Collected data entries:
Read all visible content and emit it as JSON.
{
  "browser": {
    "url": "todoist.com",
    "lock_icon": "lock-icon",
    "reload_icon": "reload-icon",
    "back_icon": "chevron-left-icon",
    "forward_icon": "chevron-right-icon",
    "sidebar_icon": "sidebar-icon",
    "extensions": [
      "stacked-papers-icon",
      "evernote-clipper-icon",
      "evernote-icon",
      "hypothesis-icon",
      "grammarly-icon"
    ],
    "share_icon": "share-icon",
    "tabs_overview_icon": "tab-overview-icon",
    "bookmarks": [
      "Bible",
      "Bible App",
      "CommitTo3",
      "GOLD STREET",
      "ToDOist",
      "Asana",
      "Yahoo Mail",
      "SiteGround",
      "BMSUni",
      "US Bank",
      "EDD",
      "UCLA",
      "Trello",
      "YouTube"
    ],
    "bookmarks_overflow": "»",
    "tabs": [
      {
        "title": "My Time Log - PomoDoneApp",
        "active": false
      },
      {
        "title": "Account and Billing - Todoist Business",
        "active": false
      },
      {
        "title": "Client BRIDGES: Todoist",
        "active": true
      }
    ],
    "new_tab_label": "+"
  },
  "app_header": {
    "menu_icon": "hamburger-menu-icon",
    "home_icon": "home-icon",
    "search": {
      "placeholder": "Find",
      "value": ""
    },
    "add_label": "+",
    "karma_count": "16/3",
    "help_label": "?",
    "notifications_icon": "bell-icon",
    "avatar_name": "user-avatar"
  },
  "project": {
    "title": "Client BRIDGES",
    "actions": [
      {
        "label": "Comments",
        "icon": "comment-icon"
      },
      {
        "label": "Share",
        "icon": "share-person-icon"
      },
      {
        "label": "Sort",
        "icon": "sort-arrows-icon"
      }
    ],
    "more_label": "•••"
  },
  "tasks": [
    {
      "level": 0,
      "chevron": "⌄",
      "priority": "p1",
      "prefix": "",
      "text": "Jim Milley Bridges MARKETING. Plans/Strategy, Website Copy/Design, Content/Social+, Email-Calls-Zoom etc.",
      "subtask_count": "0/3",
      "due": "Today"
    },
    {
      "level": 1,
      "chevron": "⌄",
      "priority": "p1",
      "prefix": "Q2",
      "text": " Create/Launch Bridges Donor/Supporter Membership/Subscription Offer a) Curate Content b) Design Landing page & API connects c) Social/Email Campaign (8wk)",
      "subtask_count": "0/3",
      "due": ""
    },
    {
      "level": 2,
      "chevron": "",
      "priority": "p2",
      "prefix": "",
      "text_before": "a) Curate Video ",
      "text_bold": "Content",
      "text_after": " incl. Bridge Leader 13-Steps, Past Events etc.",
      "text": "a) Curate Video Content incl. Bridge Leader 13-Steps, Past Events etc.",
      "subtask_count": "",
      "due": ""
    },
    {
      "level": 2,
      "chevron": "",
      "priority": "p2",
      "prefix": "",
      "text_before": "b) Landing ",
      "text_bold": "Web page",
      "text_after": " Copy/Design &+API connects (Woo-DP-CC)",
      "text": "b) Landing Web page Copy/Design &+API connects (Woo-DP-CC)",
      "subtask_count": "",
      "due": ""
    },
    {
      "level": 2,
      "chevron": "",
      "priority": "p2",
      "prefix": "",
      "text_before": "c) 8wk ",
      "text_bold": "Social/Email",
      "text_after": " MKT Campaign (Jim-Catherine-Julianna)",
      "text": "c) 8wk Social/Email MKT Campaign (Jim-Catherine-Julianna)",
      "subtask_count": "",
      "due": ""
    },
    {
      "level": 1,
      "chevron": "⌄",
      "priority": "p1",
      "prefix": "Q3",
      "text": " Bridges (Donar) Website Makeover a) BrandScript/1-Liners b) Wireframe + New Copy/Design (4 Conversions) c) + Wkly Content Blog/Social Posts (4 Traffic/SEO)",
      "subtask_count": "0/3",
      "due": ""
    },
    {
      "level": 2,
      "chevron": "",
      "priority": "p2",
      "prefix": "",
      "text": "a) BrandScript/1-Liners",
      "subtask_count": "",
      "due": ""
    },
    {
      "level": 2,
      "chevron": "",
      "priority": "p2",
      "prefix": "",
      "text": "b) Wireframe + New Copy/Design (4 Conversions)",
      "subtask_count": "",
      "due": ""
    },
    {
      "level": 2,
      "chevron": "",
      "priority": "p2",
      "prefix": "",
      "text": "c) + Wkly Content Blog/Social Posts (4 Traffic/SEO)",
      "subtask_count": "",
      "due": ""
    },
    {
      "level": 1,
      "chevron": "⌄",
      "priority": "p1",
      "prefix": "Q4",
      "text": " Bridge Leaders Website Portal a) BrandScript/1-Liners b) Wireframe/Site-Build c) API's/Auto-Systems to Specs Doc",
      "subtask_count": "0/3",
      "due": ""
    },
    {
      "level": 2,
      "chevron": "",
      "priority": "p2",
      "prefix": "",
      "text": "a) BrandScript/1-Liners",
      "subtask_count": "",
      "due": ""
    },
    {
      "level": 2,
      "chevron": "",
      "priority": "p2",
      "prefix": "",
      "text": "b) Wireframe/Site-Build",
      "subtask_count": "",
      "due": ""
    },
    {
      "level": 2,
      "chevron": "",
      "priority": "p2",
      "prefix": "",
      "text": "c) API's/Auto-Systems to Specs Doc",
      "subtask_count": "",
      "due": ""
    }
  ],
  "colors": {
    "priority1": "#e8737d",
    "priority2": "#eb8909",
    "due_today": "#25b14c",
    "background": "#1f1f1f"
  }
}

* Given request: Write out every line of the material again, exactly as it reads.

* Output for this task:
Read all visible content and emit it as JSON.
{
  "browser": {
    "url": "todoist.com",
    "lock_icon": "lock-icon",
    "reload_icon": "reload-icon",
    "back_icon": "chevron-left-icon",
    "forward_icon": "chevron-right-icon",
    "sidebar_icon": "sidebar-icon",
    "extensions": [
      "stacked-papers-icon",
      "evernote-clipper-icon",
      "evernote-icon",
      "hypothesis-icon",
      "grammarly-icon"
    ],
    "share_icon": "share-icon",
    "tabs_overview_icon": "tab-overview-icon",
    "bookmarks": [
      "Bible",
      "Bible App",
      "CommitTo3",
      "GOLD STREET",
      "ToDOist",
      "Asana",
      "Yahoo Mail",
      "SiteGround",
      "BMSUni",
      "US Bank",
      "EDD",
      "UCLA",
      "Trello",
      "YouTube"
    ],
    "bookmarks_overflow": "»",
    "tabs": [
      {
        "title": "My Time Log - PomoDoneApp",
        "active": false
      },
      {
        "title": "Account and Billing - Todoist Business",
        "active": false
      },
      {
        "title": "Client BRIDGES: Todoist",
        "active": true
      }
    ],
    "new_tab_label": "+"
  },
  "app_header": {
    "menu_icon": "hamburger-menu-icon",
    "home_icon": "home-icon",
    "search": {
      "placeholder": "Find",
      "value": ""
    },
    "add_label": "+",
    "karma_count": "16/3",
    "help_label": "?",
    "notifications_icon": "bell-icon",
    "avatar_name": "user-avatar"
  },
  "project": {
    "title": "Client BRIDGES",
    "actions": [
      {
        "label": "Comments",
        "icon": "comment-icon"
      },
      {
        "label": "Share",
        "icon": "share-person-icon"
      },
      {
        "label": "Sort",
        "icon": "sort-arrows-icon"
      }
    ],
    "more_label": "•••"
  },
  "tasks": [
    {
      "level": 0,
      "chevron": "⌄",
      "priority": "p1",
      "prefix": "",
      "text": "Jim Milley Bridges MARKETING. Plans/Strategy, Website Copy/Design, Content/Social+, Email-Calls-Zoom etc.",
      "subtask_count": "0/3",
      "due": "Today"
    },
    {
      "level": 1,
      "chevron": "⌄",
      "priority": "p1",
      "prefix": "Q2",
      "text": " Create/Launch Bridges Donor/Supporter Membership/Subscription Offer a) Curate Content b) Design Landing page & API connects c) Social/Email Campaign (8wk)",
      "subtask_count": "0/3",
      "due": ""
    },
    {
      "level": 2,
      "chevron": "",
      "priority": "p2",
      "prefix": "",
      "text_before": "a) Curate Video ",
      "text_bold": "Content",
      "text_after": " incl. Bridge Leader 13-Steps, Past Events etc.",
      "text": "a) Curate Video Content incl. Bridge Leader 13-Steps, Past Events etc.",
      "subtask_count": "",
      "due": ""
    },
    {
      "level": 2,
      "chevron": "",
      "priority": "p2",
      "prefix": "",
      "text_before": "b) Landing ",
      "text_bold": "Web page",
      "text_after": " Copy/Design &+API connects (Woo-DP-CC)",
      "text": "b) Landing Web page Copy/Design &+API connects (Woo-DP-CC)",
      "subtask_count": "",
      "due": ""
    },
    {
      "level": 2,
      "chevron": "",
      "priority": "p2",
      "prefix": "",
      "text_before": "c) 8wk ",
      "text_bold": "Social/Email",
      "text_after": " MKT Campaign (Jim-Catherine-Julianna)",
      "text": "c) 8wk Social/Email MKT Campaign (Jim-Catherine-Julianna)",
      "subtask_count": "",
      "due": ""
    },
    {
      "level": 1,
      "chevron": "⌄",
      "priority": "p1",
      "prefix": "Q3",
      "text": " Bridges (Donar) Website Makeover a) BrandScript/1-Liners b) Wireframe + New Copy/Design (4 Conversions) c) + Wkly Content Blog/Social Posts (4 Traffic/SEO)",
      "subtask_count": "0/3",
      "due": ""
    },
    {
      "level": 2,
      "chevron": "",
      "priority": "p2",
      "prefix": "",
      "text": "a) BrandScript/1-Liners",
      "subtask_count": "",
      "due": ""
    },
    {
      "level": 2,
      "chevron": "",
      "priority": "p2",
      "prefix": "",
      "text": "b) Wireframe + New Copy/Design (4 Conversions)",
      "subtask_count": "",
      "due": ""
    },
    {
      "level": 2,
      "chevron": "",
      "priority": "p2",
      "prefix": "",
      "text": "c) + Wkly Content Blog/Social Posts (4 Traffic/SEO)",
      "subtask_count": "",
      "due": ""
    },
    {
      "level": 1,
      "chevron": "⌄",
      "priority": "p1",
      "prefix": "Q4",
      "text": " Bridge Leaders Website Portal a) BrandScript/1-Liners b) Wireframe/Site-Build c) API's/Auto-Systems to Specs Doc",
      "subtask_count": "0/3",
      "due": ""
    },
    {
      "level": 2,
      "chevron": "",
      "priority": "p2",
      "prefix": "",
      "text": "a) BrandScript/1-Liners",
      "subtask_count": "",
      "due": ""
    },
    {
      "level": 2,
      "chevron": "",
      "priority": "p2",
      "prefix": "",
      "text": "b) Wireframe/Site-Build",
      "subtask_count": "",
      "due": ""
    },
    {
      "level": 2,
      "chevron": "",
      "priority": "p2",
      "prefix": "",
      "text": "c) API's/Auto-Systems to Specs Doc",
      "subtask_count": "",
      "due": ""
    }
  ],
  "colors": {
    "priority1": "#e8737d",
    "priority2": "#eb8909",
    "due_today": "#25b14c",
    "background": "#1f1f1f"
  }
}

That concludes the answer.